[Source data]

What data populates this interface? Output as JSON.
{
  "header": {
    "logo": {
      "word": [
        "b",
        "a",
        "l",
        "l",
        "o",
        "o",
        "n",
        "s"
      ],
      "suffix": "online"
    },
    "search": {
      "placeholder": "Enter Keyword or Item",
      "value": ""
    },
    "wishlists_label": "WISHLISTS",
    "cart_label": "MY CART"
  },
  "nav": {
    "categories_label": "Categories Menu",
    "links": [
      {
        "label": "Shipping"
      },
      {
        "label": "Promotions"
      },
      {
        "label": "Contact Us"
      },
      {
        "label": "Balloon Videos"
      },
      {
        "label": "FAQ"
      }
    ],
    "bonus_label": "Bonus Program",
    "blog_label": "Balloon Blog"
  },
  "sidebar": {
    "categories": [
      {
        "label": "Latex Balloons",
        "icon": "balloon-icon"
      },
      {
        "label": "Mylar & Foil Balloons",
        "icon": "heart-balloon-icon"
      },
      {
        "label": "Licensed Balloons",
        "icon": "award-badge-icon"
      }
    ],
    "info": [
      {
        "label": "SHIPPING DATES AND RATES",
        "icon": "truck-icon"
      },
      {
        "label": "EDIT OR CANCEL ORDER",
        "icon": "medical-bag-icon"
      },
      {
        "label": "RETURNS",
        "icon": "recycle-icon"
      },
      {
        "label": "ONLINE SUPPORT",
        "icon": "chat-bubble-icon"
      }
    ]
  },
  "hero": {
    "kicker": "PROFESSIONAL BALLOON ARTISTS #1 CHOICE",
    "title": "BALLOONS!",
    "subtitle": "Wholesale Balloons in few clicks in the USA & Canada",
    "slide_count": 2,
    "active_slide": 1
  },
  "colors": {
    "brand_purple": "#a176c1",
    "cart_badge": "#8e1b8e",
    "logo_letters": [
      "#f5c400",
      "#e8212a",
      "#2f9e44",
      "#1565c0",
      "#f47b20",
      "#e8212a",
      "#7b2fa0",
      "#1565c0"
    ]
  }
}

▶ INSTRUCTION
All lines in the data that contain the word "icon" should be copied.

▶ REPLY
        "icon": "balloon-icon"
        "icon": "heart-balloon-icon"
        "icon": "award-badge-icon"
        "icon": "truck-icon"
        "icon": "medical-bag-icon"
        "icon": "recycle-icon"
        "icon": "chat-bubble-icon"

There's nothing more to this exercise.